> [Input rows]:
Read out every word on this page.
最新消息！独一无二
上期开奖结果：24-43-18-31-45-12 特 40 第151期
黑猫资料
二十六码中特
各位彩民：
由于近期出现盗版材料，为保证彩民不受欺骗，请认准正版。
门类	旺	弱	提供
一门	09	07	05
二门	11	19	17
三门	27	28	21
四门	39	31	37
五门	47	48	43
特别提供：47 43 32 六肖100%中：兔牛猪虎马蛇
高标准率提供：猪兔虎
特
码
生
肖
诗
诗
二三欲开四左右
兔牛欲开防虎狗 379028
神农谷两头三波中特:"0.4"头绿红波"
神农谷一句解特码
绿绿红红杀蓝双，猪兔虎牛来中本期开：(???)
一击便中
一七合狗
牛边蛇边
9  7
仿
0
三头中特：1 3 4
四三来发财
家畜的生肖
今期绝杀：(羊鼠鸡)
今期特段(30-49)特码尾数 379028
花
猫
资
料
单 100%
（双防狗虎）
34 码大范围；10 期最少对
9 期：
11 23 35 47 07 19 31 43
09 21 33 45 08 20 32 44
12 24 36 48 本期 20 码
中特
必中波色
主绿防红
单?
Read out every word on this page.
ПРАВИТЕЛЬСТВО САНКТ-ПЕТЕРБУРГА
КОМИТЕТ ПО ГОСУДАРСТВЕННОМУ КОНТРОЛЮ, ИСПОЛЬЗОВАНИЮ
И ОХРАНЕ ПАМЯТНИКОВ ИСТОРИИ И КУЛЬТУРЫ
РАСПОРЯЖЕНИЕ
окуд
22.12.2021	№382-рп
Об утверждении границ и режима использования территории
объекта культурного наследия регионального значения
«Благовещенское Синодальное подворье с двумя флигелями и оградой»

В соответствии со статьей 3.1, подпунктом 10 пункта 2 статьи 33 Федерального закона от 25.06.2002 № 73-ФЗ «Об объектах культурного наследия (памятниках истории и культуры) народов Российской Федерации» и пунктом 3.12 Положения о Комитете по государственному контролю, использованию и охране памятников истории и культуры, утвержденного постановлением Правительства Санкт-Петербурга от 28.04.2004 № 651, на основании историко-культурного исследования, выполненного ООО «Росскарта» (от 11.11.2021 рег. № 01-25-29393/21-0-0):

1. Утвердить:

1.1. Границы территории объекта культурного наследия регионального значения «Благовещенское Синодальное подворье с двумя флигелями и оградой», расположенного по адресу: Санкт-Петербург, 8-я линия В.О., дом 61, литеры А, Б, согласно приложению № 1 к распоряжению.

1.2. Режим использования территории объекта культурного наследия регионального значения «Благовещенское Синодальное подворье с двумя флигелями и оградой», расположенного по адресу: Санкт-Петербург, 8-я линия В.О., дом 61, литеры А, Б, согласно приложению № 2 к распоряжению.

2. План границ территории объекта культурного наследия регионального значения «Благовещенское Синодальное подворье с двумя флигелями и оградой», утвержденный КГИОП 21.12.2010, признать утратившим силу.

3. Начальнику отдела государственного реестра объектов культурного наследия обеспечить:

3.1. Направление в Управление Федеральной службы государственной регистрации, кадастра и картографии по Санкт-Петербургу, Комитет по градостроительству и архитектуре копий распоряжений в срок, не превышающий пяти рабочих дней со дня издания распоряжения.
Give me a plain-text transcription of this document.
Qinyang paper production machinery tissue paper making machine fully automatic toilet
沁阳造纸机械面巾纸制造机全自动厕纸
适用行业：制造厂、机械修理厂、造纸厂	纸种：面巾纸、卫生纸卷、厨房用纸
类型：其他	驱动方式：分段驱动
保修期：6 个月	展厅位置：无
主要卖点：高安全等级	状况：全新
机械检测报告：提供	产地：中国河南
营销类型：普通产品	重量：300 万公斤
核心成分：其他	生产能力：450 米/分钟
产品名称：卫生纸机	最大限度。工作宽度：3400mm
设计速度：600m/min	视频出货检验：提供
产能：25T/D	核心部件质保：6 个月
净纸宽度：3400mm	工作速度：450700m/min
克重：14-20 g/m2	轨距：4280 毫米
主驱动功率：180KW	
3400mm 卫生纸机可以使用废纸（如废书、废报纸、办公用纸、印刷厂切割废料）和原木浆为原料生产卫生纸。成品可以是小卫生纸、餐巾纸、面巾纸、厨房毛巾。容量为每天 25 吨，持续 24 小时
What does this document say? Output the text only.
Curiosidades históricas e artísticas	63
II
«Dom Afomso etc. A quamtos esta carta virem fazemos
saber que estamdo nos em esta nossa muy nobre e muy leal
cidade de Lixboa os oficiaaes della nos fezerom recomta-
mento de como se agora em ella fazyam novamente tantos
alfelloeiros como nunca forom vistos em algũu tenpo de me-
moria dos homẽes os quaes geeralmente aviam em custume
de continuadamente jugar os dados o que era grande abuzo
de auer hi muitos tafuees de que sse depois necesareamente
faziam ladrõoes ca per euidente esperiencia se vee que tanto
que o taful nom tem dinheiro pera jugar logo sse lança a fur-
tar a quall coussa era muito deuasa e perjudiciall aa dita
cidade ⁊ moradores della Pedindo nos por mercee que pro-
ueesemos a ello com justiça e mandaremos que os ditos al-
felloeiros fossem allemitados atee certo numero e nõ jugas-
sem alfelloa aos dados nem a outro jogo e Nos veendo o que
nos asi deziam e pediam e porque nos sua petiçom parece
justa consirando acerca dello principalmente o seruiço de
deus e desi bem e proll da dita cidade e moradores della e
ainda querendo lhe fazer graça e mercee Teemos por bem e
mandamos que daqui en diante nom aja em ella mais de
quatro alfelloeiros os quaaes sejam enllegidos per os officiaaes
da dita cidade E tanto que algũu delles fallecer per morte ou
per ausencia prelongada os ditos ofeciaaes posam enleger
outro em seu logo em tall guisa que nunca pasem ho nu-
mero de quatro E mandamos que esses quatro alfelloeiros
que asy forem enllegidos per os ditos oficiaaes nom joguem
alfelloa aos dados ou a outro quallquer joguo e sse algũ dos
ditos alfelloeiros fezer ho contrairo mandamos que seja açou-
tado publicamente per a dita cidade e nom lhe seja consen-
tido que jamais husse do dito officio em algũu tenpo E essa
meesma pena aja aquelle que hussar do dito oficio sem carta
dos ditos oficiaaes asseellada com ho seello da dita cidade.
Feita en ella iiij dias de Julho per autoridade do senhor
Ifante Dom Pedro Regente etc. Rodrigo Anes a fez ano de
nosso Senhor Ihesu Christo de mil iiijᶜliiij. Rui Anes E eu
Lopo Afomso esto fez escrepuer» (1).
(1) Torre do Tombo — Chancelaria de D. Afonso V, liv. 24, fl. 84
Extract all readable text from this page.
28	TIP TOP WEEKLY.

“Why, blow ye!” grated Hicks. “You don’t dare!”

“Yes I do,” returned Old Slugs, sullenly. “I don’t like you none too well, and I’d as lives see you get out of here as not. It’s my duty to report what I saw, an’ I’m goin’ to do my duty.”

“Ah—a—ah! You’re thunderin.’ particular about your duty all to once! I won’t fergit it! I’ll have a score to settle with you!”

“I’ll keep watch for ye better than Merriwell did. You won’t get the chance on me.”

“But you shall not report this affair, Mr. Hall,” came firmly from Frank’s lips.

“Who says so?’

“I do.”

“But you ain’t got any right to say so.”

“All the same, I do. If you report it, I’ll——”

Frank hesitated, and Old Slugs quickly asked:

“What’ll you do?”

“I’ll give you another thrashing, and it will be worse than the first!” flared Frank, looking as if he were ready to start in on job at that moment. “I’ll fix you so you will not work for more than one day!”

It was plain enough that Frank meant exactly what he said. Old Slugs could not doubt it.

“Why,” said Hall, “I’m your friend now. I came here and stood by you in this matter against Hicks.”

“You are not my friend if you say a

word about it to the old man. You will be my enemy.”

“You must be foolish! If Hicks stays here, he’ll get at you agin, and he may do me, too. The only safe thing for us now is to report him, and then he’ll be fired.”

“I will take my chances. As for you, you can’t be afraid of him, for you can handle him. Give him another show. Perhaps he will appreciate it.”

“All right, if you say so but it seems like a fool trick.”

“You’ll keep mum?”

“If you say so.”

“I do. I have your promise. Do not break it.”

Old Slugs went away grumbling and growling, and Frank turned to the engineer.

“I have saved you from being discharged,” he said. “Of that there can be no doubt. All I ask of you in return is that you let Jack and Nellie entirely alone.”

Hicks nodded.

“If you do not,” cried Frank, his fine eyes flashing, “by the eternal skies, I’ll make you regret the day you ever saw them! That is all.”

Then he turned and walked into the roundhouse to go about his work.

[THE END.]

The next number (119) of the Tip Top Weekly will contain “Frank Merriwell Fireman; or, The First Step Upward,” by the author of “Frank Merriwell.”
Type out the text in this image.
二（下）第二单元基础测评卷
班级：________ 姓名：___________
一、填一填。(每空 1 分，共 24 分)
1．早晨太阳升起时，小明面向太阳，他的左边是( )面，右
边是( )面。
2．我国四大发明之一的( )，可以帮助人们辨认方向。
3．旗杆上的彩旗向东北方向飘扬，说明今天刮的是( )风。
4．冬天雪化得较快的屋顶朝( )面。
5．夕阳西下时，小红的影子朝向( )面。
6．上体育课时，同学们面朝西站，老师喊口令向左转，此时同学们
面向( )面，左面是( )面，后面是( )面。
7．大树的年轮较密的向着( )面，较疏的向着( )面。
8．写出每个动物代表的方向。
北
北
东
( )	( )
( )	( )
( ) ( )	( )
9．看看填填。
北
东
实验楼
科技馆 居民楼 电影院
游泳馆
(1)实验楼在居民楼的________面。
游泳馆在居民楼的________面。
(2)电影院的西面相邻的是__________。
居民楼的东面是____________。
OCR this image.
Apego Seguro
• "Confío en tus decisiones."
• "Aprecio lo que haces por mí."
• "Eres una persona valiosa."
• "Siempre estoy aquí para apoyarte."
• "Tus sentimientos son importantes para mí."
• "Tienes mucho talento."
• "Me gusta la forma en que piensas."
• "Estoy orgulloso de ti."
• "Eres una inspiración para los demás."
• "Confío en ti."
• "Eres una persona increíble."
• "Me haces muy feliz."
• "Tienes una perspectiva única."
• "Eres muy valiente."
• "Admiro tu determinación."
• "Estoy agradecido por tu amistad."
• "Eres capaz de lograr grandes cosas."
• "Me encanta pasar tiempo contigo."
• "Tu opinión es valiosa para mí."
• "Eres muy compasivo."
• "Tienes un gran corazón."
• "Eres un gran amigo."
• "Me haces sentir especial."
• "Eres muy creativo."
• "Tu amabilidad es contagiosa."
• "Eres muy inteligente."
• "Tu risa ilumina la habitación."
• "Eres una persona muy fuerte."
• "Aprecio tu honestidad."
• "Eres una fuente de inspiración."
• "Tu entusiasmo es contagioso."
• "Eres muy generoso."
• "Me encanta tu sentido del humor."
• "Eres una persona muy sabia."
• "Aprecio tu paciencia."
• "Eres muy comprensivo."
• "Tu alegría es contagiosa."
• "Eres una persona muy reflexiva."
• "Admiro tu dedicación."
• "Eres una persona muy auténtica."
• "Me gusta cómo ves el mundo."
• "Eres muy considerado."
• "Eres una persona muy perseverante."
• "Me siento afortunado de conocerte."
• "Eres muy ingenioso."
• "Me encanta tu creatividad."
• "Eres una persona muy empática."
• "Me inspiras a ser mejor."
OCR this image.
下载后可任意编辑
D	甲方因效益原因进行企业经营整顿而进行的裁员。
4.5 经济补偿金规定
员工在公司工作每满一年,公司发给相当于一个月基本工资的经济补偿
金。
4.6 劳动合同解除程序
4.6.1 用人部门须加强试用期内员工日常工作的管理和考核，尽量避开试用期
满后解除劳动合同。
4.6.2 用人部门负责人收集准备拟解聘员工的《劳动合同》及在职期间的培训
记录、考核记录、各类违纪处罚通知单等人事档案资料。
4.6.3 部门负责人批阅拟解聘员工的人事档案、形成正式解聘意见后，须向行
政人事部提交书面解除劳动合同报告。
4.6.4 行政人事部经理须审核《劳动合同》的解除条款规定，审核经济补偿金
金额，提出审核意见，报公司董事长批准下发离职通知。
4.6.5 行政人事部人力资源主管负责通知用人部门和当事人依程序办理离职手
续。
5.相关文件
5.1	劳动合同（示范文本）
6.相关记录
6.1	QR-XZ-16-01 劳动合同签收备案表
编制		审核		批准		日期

> [Directions for this task]: Select every line of the material above holding the word "como" and copy it.

> [Solution to this exercise]:
mento de como se agora em ella fazyam novamente tantos
alfelloeiros como nunca forom vistos em algũu tenpo de me-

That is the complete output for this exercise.